**YOUR GOAL:**
Give the number of lines that include the word "name", and nothing else.

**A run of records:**
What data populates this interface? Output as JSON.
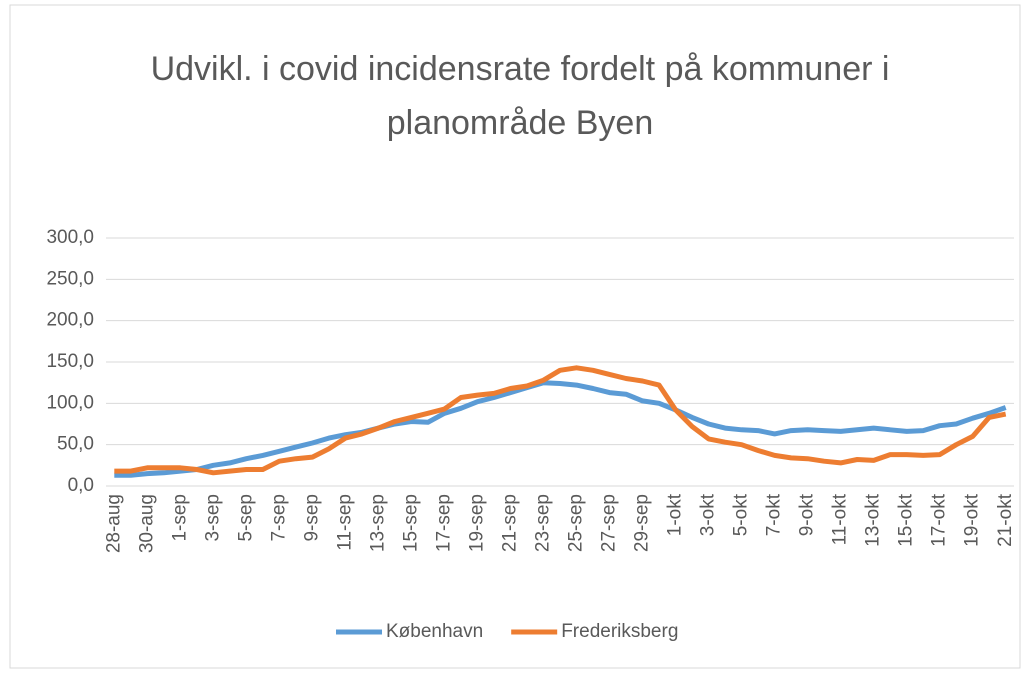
{
  "chart_data": {
    "type": "line",
    "title": "Udvikl. i covid incidensrate fordelt på kommuner i planområde Byen",
    "categories": [
      "28-aug",
      null,
      "30-aug",
      null,
      "1-sep",
      null,
      "3-sep",
      null,
      "5-sep",
      null,
      "7-sep",
      null,
      "9-sep",
      null,
      "11-sep",
      null,
      "13-sep",
      null,
      "15-sep",
      null,
      "17-sep",
      null,
      "19-sep",
      null,
      "21-sep",
      null,
      "23-sep",
      null,
      "25-sep",
      null,
      "27-sep",
      null,
      "29-sep",
      null,
      "1-okt",
      null,
      "3-okt",
      null,
      "5-okt",
      null,
      "7-okt",
      null,
      "9-okt",
      null,
      "11-okt",
      null,
      "13-okt",
      null,
      "15-okt",
      null,
      "17-okt",
      null,
      "19-okt",
      null,
      "21-okt"
    ],
    "series": [
      {
        "name": "København",
        "color": "#5b9bd5",
        "values": [
          13,
          13,
          15,
          16,
          18,
          20,
          25,
          28,
          33,
          37,
          42,
          47,
          52,
          58,
          62,
          65,
          70,
          75,
          78,
          77,
          88,
          94,
          102,
          107,
          113,
          119,
          125,
          124,
          122,
          118,
          113,
          111,
          103,
          100,
          92,
          83,
          75,
          70,
          68,
          67,
          63,
          67,
          68,
          67,
          66,
          68,
          70,
          68,
          66,
          67,
          73,
          75,
          82,
          88,
          95
        ]
      },
      {
        "name": "Frederiksberg",
        "color": "#ed7d31",
        "values": [
          18,
          18,
          22,
          22,
          22,
          20,
          16,
          18,
          20,
          20,
          30,
          33,
          35,
          45,
          58,
          63,
          70,
          78,
          83,
          88,
          93,
          107,
          110,
          112,
          118,
          121,
          128,
          140,
          143,
          140,
          135,
          130,
          127,
          122,
          92,
          72,
          57,
          53,
          50,
          43,
          37,
          34,
          33,
          30,
          28,
          32,
          31,
          38,
          38,
          37,
          38,
          50,
          60,
          83,
          87
        ]
      }
    ],
    "ylim": [
      0,
      300
    ],
    "yticks": [
      {
        "value": 0,
        "label": "0,0"
      },
      {
        "value": 50,
        "label": "50,0"
      },
      {
        "value": 100,
        "label": "100,0"
      },
      {
        "value": 150,
        "label": "150,0"
      },
      {
        "value": 200,
        "label": "200,0"
      },
      {
        "value": 250,
        "label": "250,0"
      },
      {
        "value": 300,
        "label": "300,0"
      }
    ],
    "grid": true,
    "legend": "bottom"
  }
}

**FULL OUTPUT:**
2